Repeat each line exactly as it is written.

-- MATERIAL FOR THE TASK start --

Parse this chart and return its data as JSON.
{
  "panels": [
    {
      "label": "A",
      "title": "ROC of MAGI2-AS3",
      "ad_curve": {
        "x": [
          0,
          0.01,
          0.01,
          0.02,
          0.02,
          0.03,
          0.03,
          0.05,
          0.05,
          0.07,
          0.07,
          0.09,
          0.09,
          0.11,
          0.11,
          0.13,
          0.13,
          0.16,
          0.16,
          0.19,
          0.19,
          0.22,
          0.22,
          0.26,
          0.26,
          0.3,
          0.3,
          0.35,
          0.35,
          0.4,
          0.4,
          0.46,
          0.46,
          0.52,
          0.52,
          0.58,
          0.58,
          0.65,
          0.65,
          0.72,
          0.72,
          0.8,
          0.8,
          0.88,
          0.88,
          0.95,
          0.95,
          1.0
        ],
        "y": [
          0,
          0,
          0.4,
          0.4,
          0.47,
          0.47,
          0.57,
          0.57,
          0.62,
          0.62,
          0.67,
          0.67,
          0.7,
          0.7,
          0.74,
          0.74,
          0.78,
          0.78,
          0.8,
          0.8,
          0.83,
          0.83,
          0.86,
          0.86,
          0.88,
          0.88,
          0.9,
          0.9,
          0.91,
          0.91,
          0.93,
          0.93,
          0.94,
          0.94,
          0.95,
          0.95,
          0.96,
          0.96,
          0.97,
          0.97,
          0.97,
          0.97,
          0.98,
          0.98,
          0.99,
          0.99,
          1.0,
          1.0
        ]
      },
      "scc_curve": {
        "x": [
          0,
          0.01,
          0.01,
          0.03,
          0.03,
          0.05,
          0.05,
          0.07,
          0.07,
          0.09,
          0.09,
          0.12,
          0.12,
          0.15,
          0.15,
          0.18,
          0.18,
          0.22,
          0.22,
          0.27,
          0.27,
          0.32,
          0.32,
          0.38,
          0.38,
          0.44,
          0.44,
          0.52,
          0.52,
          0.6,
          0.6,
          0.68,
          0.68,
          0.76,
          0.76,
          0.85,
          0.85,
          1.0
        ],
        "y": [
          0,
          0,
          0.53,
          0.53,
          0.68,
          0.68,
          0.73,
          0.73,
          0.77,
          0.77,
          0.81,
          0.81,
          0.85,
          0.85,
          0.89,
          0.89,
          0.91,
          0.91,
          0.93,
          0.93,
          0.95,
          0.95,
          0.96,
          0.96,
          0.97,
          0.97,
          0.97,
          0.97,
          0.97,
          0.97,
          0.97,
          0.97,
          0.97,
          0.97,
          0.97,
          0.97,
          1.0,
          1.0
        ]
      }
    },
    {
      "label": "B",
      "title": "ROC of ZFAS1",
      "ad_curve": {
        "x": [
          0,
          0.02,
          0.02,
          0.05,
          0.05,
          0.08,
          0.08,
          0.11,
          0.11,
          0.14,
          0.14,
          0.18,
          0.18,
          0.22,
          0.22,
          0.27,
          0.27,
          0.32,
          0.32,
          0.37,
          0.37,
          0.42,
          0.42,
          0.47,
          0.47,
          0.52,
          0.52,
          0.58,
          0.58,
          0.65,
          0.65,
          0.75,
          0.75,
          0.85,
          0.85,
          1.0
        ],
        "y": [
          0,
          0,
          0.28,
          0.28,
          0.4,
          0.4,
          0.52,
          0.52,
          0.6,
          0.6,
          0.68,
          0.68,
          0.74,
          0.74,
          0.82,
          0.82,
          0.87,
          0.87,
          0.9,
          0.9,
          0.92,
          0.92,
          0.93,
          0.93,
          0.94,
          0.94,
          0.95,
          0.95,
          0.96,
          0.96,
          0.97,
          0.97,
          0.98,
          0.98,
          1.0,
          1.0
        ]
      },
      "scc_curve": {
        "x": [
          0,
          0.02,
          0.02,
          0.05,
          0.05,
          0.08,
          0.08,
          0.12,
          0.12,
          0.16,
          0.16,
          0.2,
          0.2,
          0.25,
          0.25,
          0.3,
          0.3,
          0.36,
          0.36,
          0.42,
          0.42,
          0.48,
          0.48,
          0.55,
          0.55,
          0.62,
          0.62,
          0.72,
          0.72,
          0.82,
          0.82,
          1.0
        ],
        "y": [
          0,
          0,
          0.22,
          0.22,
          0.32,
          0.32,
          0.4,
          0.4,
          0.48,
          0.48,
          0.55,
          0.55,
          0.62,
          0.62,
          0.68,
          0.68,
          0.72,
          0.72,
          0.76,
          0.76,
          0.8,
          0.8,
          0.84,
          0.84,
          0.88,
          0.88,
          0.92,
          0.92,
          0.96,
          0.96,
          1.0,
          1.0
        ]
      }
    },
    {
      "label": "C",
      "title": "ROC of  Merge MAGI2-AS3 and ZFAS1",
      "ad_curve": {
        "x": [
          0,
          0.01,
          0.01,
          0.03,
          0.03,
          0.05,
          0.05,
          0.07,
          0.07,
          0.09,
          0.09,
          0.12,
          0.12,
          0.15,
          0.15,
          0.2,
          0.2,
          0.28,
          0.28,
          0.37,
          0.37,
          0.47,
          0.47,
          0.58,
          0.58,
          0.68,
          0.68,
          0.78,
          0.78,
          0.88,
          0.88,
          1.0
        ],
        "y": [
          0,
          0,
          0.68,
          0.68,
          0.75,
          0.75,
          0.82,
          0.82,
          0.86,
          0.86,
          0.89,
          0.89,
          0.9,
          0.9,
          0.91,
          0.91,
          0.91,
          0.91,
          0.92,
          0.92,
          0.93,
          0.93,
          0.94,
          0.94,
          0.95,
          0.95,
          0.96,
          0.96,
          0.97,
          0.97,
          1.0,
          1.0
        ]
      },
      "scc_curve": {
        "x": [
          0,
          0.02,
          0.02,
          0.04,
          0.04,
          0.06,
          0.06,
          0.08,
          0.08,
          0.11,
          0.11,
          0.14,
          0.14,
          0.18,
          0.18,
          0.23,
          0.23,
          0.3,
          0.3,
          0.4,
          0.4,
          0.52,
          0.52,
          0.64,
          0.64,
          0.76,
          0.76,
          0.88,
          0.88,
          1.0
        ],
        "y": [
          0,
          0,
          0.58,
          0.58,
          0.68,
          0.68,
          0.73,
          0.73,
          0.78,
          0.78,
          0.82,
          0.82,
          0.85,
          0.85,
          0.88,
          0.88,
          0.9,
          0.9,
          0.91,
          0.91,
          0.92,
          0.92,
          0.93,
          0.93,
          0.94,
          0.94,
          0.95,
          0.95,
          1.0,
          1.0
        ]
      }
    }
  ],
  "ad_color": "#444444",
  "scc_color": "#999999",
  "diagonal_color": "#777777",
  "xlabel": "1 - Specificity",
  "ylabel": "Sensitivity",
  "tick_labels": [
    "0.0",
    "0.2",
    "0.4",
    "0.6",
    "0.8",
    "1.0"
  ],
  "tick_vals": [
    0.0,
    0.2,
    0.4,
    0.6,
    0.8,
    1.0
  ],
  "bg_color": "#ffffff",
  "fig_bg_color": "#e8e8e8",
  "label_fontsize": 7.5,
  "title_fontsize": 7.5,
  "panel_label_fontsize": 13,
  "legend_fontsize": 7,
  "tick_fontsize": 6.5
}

-- MATERIAL FOR THE TASK end --

FINISHED TASK:
Parse this chart and return its data as JSON.
{
  "panels": [
    {
      "label": "A",
      "title": "ROC of MAGI2-AS3",
      "ad_curve": {
        "x": [
          0,
          0.01,
          0.01,
          0.02,
          0.02,
          0.03,
          0.03,
          0.05,
          0.05,
          0.07,
          0.07,
          0.09,
          0.09,
          0.11,
          0.11,
          0.13,
          0.13,
          0.16,
          0.16,
          0.19,
          0.19,
          0.22,
          0.22,
          0.26,
          0.26,
          0.3,
          0.3,
          0.35,
          0.35,
          0.4,
          0.4,
          0.46,
          0.46,
          0.52,
          0.52,
          0.58,
          0.58,
          0.65,
          0.65,
          0.72,
          0.72,
          0.8,
          0.8,
          0.88,
          0.88,
          0.95,
          0.95,
          1.0
        ],
        "y": [
          0,
          0,
          0.4,
          0.4,
          0.47,
          0.47,
          0.57,
          0.57,
          0.62,
          0.62,
          0.67,
          0.67,
          0.7,
          0.7,
          0.74,
          0.74,
          0.78,
          0.78,
          0.8,
          0.8,
          0.83,
          0.83,
          0.86,
          0.86,
          0.88,
          0.88,
          0.9,
          0.9,
          0.91,
          0.91,
          0.93,
          0.93,
          0.94,
          0.94,
          0.95,
          0.95,
          0.96,
          0.96,
          0.97,
          0.97,
          0.97,
          0.97,
          0.98,
          0.98,
          0.99,
          0.99,
          1.0,
          1.0
        ]
      },
      "scc_curve": {
        "x": [
          0,
          0.01,
          0.01,
          0.03,
          0.03,
          0.05,
          0.05,
          0.07,
          0.07,
          0.09,
          0.09,
          0.12,
          0.12,
          0.15,
          0.15,
          0.18,
          0.18,
          0.22,
          0.22,
          0.27,
          0.27,
          0.32,
          0.32,
          0.38,
          0.38,
          0.44,
          0.44,
          0.52,
          0.52,
          0.6,
          0.6,
          0.68,
          0.68,
          0.76,
          0.76,
          0.85,
          0.85,
          1.0
        ],
        "y": [
          0,
          0,
          0.53,
          0.53,
          0.68,
          0.68,
          0.73,
          0.73,
          0.77,
          0.77,
          0.81,
          0.81,
          0.85,
          0.85,
          0.89,
          0.89,
          0.91,
          0.91,
          0.93,
          0.93,
          0.95,
          0.95,
          0.96,
          0.96,
          0.97,
          0.97,
          0.97,
          0.97,
          0.97,
          0.97,
          0.97,
          0.97,
          0.97,
          0.97,
          0.97,
          0.97,
          1.0,
          1.0
        ]
      }
    },
    {
      "label": "B",
      "title": "ROC of ZFAS1",
      "ad_curve": {
        "x": [
          0,
          0.02,
          0.02,
          0.05,
          0.05,
          0.08,
          0.08,
          0.11,
          0.11,
          0.14,
          0.14,
          0.18,
          0.18,
          0.22,
          0.22,
          0.27,
          0.27,
          0.32,
          0.32,
          0.37,
          0.37,
          0.42,
          0.42,
          0.47,
          0.47,
          0.52,
          0.52,
          0.58,
          0.58,
          0.65,
          0.65,
          0.75,
          0.75,
          0.85,
          0.85,
          1.0
        ],
        "y": [
          0,
          0,
          0.28,
          0.28,
          0.4,
          0.4,
          0.52,
          0.52,
          0.6,
          0.6,
          0.68,
          0.68,
          0.74,
          0.74,
          0.82,
          0.82,
          0.87,
          0.87,
          0.9,
          0.9,
          0.92,
          0.92,
          0.93,
          0.93,
          0.94,
          0.94,
          0.95,
          0.95,
          0.96,
          0.96,
          0.97,
          0.97,
          0.98,
          0.98,
          1.0,
          1.0
        ]
      },
      "scc_curve": {
        "x": [
          0,
          0.02,
          0.02,
          0.05,
          0.05,
          0.08,
          0.08,
          0.12,
          0.12,
          0.16,
          0.16,
          0.2,
          0.2,
          0.25,
          0.25,
          0.3,
          0.3,
          0.36,
          0.36,
          0.42,
          0.42,
          0.48,
          0.48,
          0.55,
          0.55,
          0.62,
          0.62,
          0.72,
          0.72,
          0.82,
          0.82,
          1.0
        ],
        "y": [
          0,
          0,
          0.22,
          0.22,
          0.32,
          0.32,
          0.4,
          0.4,
          0.48,
          0.48,
          0.55,
          0.55,
          0.62,
          0.62,
          0.68,
          0.68,
          0.72,
          0.72,
          0.76,
          0.76,
          0.8,
          0.8,
          0.84,
          0.84,
          0.88,
          0.88,
          0.92,
          0.92,
          0.96,
          0.96,
          1.0,
          1.0
        ]
      }
    },
    {
      "label": "C",
      "title": "ROC of  Merge MAGI2-AS3 and ZFAS1",
      "ad_curve": {
        "x": [
          0,
          0.01,
          0.01,
          0.03,
          0.03,
          0.05,
          0.05,
          0.07,
          0.07,
          0.09,
          0.09,
          0.12,
          0.12,
          0.15,
          0.15,
          0.2,
          0.2,
          0.28,
          0.28,
          0.37,
          0.37,
          0.47,
          0.47,
          0.58,
          0.58,
          0.68,
          0.68,
          0.78,
          0.78,
          0.88,
          0.88,
          1.0
        ],
        "y": [
          0,
          0,
          0.68,
          0.68,
          0.75,
          0.75,
          0.82,
          0.82,
          0.86,
          0.86,
          0.89,
          0.89,
          0.9,
          0.9,
          0.91,
          0.91,
          0.91,
          0.91,
          0.92,
          0.92,
          0.93,
          0.93,
          0.94,
          0.94,
          0.95,
          0.95,
          0.96,
          0.96,
          0.97,
          0.97,
          1.0,
          1.0
        ]
      },
      "scc_curve": {
        "x": [
          0,
          0.02,
          0.02,
          0.04,
          0.04,
          0.06,
          0.06,
          0.08,
          0.08,
          0.11,
          0.11,
          0.14,
          0.14,
          0.18,
          0.18,
          0.23,
          0.23,
          0.3,
          0.3,
          0.4,
          0.4,
          0.52,
          0.52,
          0.64,
          0.64,
          0.76,
          0.76,
          0.88,
          0.88,
          1.0
        ],
        "y": [
          0,
          0,
          0.58,
          0.58,
          0.68,
          0.68,
          0.73,
          0.73,
          0.78,
          0.78,
          0.82,
          0.82,
          0.85,
          0.85,
          0.88,
          0.88,
          0.9,
          0.9,
          0.91,
          0.91,
          0.92,
          0.92,
          0.93,
          0.93,
          0.94,
          0.94,
          0.95,
          0.95,
          1.0,
          1.0
        ]
      }
    }
  ],
  "ad_color": "#444444",
  "scc_color": "#999999",
  "diagonal_color": "#777777",
  "xlabel": "1 - Specificity",
  "ylabel": "Sensitivity",
  "tick_labels": [
    "0.0",
    "0.2",
    "0.4",
    "0.6",
    "0.8",
    "1.0"
  ],
  "tick_vals": [
    0.0,
    0.2,
    0.4,
    0.6,
    0.8,
    1.0
  ],
  "bg_color": "#ffffff",
  "fig_bg_color": "#e8e8e8",
  "label_fontsize": 7.5,
  "title_fontsize": 7.5,
  "panel_label_fontsize": 13,
  "legend_fontsize": 7,
  "tick_fontsize": 6.5
}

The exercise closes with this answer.